- Exercise objective:
Go through the data below and return each line where the string "JSON" occurs.

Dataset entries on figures
# # #
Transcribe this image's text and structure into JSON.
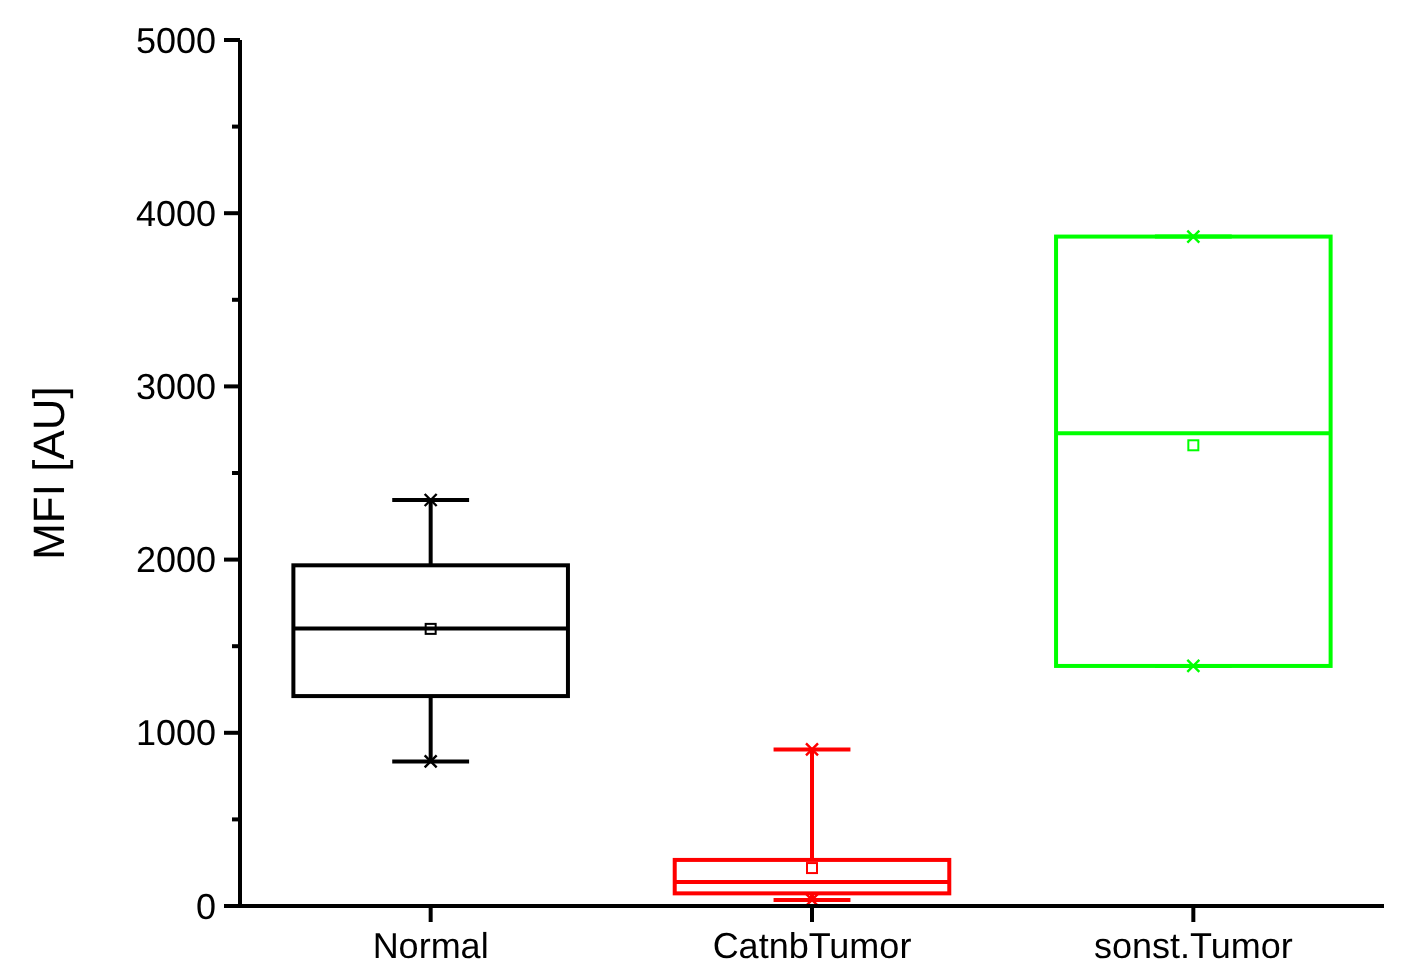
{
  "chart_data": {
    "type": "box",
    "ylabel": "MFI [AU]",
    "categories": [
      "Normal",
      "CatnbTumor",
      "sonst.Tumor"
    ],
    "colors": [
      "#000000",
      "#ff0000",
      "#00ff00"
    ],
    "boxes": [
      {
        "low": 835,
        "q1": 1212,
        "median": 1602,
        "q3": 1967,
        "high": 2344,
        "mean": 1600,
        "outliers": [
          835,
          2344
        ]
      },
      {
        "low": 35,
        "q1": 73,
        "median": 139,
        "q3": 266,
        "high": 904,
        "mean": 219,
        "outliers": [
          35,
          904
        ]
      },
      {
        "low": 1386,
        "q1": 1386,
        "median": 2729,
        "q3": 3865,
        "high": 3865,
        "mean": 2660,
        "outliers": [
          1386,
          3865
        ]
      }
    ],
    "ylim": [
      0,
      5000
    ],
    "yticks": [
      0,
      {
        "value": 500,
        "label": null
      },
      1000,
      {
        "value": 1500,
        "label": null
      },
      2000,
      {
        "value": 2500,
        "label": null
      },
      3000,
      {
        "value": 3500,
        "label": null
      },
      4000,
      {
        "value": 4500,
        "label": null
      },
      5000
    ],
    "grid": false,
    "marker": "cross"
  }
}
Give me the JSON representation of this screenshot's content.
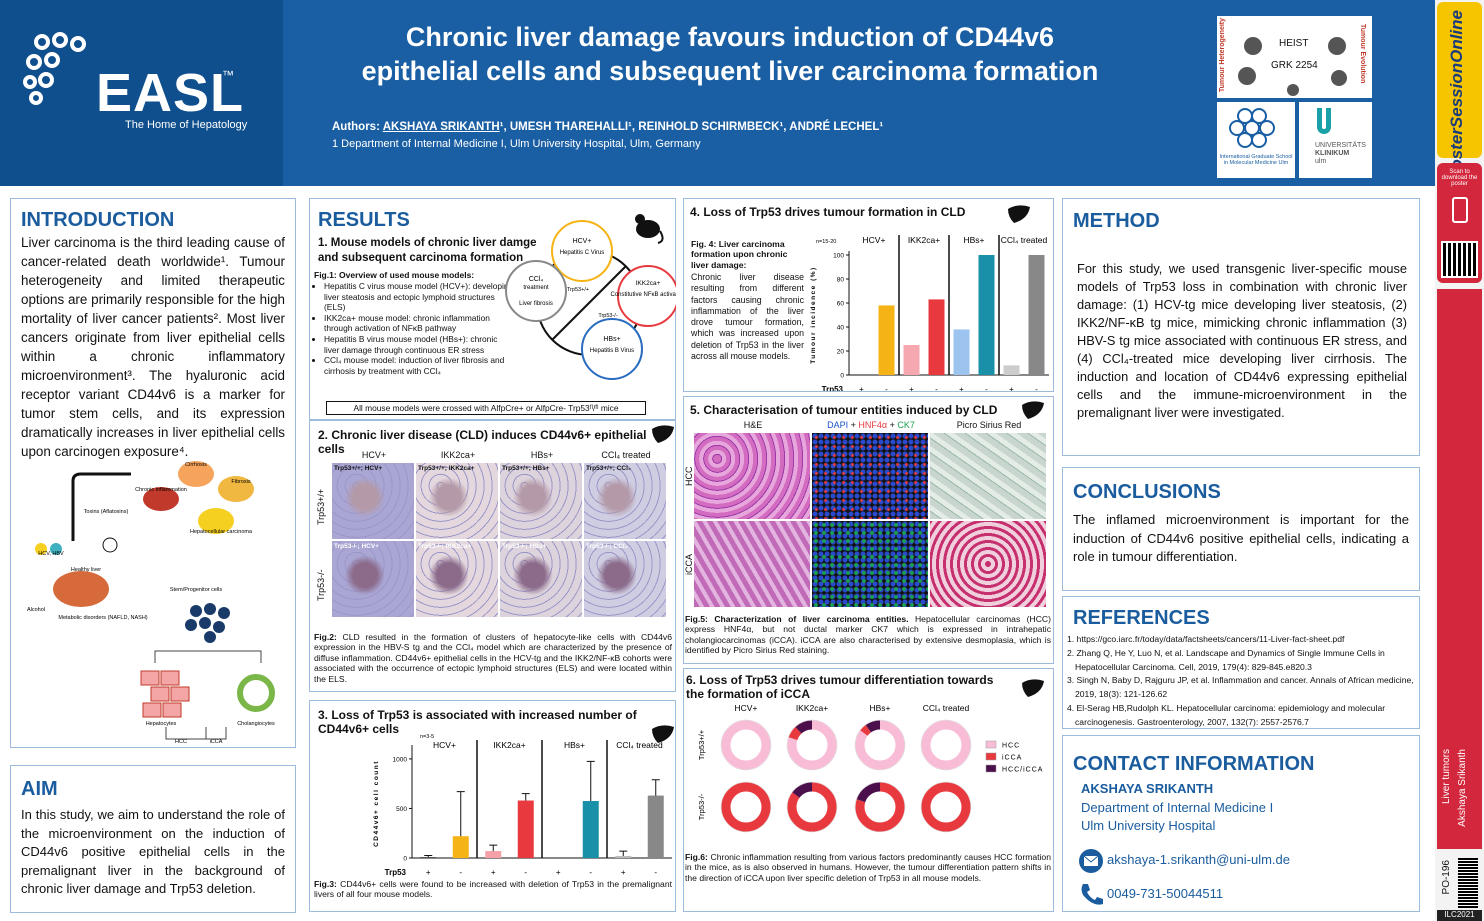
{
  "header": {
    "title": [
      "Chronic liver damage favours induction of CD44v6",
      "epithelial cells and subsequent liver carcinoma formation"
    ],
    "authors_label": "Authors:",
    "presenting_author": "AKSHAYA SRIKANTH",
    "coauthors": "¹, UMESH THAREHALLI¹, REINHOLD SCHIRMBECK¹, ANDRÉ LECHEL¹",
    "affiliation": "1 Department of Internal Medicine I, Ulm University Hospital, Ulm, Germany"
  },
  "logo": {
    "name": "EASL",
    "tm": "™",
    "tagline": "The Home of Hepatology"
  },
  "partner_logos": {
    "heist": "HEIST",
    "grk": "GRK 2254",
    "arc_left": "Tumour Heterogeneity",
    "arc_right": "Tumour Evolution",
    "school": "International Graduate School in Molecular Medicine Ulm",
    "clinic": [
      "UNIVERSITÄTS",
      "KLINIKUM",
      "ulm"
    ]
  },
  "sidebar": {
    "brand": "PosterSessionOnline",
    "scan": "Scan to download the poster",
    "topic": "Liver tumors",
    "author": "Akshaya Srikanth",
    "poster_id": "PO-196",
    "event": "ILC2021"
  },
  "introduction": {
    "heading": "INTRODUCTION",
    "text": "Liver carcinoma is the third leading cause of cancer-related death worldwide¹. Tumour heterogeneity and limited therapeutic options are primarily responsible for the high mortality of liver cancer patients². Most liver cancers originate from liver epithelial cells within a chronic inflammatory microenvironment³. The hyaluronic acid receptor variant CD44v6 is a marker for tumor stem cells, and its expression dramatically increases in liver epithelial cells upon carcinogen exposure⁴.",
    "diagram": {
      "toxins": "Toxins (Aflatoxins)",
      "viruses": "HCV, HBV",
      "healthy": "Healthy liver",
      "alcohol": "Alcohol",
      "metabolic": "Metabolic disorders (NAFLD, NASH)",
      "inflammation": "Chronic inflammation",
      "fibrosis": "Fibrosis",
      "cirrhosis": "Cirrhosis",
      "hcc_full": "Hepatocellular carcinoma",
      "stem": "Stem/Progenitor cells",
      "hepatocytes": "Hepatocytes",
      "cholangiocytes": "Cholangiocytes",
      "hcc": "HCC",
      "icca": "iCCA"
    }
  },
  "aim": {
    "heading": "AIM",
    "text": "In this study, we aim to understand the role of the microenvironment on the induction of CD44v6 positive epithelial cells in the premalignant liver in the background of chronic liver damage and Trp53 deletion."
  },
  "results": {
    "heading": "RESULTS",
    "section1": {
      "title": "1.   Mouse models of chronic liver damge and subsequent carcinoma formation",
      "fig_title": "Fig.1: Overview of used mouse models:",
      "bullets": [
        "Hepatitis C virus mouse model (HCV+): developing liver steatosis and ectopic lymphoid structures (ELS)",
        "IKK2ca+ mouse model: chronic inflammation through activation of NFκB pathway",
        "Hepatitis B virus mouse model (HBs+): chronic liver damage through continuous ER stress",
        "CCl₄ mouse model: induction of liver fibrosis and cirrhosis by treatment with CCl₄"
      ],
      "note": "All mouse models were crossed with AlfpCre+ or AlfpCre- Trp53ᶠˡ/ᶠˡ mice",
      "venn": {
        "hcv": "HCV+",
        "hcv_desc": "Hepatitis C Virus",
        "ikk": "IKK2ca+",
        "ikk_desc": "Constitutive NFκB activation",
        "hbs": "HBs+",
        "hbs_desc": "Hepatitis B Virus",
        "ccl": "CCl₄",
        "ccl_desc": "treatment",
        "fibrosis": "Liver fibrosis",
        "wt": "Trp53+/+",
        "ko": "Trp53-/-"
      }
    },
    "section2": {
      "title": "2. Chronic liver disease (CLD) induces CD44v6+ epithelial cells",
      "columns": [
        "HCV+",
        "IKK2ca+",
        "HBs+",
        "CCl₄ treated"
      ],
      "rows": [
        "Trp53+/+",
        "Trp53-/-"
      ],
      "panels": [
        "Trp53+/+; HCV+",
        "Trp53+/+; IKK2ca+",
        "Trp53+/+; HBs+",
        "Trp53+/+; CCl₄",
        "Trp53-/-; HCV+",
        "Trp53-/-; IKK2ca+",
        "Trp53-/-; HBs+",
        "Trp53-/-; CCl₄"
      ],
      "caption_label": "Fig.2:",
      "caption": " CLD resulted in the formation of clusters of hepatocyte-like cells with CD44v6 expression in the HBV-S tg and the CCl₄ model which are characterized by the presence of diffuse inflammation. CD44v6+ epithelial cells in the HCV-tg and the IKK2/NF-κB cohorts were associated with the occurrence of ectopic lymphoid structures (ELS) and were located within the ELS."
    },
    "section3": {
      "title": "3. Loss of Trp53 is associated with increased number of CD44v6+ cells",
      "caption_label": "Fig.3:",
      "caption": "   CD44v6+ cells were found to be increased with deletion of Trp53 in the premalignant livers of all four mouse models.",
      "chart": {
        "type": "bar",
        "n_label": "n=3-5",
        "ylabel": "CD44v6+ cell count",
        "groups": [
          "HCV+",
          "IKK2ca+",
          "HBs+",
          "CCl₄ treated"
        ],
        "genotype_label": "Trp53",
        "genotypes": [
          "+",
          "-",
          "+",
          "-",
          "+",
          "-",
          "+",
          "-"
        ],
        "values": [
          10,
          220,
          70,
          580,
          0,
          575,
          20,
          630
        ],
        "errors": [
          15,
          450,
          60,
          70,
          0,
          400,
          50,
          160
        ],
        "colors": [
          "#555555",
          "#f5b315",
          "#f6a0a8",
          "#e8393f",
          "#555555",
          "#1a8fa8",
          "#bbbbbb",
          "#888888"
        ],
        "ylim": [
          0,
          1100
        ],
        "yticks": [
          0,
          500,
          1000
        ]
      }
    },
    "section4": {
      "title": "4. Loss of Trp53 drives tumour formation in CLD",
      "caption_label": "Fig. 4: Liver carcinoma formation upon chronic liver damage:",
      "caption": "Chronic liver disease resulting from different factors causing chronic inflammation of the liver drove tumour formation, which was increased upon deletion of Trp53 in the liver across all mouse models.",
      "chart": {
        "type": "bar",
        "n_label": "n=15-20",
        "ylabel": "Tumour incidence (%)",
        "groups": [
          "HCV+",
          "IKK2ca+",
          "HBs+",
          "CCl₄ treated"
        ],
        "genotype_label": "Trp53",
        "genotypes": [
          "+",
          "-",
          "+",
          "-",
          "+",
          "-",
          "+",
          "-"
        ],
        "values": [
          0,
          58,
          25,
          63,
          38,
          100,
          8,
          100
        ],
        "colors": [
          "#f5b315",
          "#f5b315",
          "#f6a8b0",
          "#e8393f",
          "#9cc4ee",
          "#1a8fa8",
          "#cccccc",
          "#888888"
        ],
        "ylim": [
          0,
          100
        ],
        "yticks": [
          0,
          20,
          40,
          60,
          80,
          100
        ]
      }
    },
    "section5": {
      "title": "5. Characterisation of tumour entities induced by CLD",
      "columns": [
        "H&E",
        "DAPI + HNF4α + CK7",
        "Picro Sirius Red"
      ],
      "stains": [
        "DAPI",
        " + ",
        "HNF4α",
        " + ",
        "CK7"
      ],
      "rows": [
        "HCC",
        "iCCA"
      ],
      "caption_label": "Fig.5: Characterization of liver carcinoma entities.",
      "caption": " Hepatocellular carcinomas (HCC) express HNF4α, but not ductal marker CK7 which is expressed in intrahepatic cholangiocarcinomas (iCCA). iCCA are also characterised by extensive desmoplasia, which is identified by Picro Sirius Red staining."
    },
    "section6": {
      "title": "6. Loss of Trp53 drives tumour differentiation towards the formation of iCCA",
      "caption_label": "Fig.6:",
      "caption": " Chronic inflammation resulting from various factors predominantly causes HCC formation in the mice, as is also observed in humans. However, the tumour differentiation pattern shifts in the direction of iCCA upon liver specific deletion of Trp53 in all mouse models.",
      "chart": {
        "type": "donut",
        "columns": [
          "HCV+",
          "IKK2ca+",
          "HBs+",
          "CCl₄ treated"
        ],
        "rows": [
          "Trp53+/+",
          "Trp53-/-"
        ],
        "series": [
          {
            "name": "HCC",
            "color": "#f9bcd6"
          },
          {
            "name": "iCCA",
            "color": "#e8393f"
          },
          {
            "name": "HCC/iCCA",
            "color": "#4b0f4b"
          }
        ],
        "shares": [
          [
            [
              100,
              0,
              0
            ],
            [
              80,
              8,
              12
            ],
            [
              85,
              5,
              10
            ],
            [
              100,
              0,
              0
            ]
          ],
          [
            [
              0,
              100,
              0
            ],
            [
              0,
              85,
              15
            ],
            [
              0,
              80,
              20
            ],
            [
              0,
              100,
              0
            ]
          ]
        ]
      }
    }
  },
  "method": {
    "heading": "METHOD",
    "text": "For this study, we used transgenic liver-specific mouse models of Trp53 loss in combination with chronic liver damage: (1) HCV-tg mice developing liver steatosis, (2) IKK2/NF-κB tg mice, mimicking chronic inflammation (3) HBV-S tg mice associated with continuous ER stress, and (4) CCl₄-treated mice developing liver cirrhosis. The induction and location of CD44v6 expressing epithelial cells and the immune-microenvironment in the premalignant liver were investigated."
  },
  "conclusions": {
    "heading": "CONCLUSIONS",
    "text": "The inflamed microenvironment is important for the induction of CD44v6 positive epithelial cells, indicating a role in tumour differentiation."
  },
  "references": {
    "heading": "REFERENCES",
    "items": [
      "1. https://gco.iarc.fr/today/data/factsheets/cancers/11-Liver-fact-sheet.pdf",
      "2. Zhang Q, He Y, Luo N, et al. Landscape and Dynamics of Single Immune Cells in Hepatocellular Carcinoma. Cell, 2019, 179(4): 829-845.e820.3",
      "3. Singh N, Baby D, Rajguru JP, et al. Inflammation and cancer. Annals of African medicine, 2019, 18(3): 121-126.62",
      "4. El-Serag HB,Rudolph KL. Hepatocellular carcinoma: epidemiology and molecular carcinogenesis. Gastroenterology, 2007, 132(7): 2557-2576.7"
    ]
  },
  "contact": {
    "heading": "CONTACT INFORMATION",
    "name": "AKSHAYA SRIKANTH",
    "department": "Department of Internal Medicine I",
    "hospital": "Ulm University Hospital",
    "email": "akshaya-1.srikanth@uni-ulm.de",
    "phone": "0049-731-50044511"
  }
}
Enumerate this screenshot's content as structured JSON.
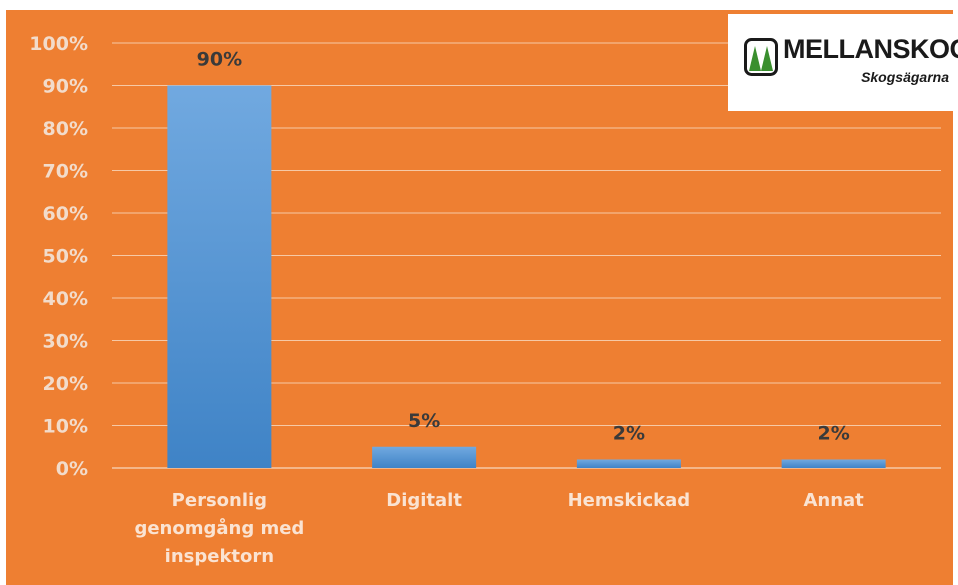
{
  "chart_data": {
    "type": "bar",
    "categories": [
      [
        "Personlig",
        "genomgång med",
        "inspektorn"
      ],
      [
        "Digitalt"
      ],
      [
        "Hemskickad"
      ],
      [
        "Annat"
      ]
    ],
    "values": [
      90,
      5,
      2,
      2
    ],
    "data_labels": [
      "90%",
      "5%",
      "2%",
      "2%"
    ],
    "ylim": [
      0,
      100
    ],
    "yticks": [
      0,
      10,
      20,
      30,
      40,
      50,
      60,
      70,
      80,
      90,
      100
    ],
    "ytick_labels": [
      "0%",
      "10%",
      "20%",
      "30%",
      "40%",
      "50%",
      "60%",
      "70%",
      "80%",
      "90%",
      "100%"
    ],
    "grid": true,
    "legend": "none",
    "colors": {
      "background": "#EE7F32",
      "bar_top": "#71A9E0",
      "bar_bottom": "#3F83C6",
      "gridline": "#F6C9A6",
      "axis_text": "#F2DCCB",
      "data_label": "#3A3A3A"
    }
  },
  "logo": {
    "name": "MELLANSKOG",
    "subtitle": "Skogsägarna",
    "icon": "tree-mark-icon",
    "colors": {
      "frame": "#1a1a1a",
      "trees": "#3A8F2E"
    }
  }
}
# # #
- Written answer:
Transcribe this image's text and structure into JSON.
Give me the JSON representation of this screenshot's content.
Enumerate this screenshot's content as structured JSON.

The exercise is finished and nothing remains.